# WRITTEN PROBLEM
Pull out every line below containing the word "Chelsea".

# AVAILABLE DATA
* * *
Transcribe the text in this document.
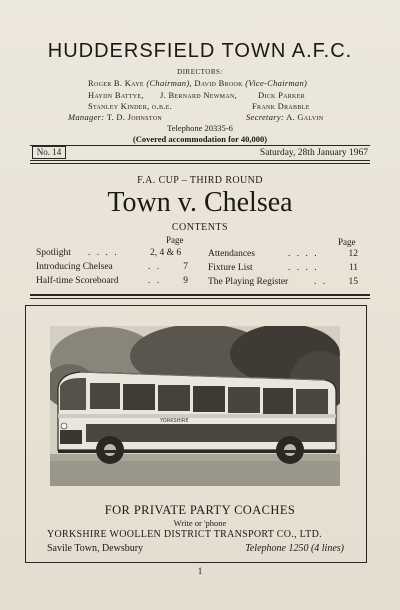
HUDDERSFIELD TOWN A.F.C.
DIRECTORS:
Roger B. Kaye (Chairman), David Brook (Vice-Chairman)
Haydn Battye, J. Bernard Newman, Dick Parker
Stanley Kinder, o.b.e.	Frank Drabble
Manager: T. D. Johnston	Secretary: A. Galvin
Telephone 20335-6
(Covered accommodation for 40,000)
No. 14	Saturday, 28th January 1967
F.A. CUP – THIRD ROUND
Town v. Chelsea
CONTENTS
Page	Page
Spotlight . . . .	2, 4 & 6
Introducing Chelsea	. .	7
Half-time Scoreboard	. .	9
Attendances	. . . .	12
Fixture List	. . . .	11
The Playing Register	. .	15
YORKSHIRE
FOR PRIVATE PARTY COACHES
Write or 'phone
YORKSHIRE WOOLLEN DISTRICT TRANSPORT CO., LTD.
Savile Town, Dewsbury	Telephone 1250 (4 lines)
1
* * *
# CORRECT OUTPUT
Town v. Chelsea
Introducing Chelsea	. .	7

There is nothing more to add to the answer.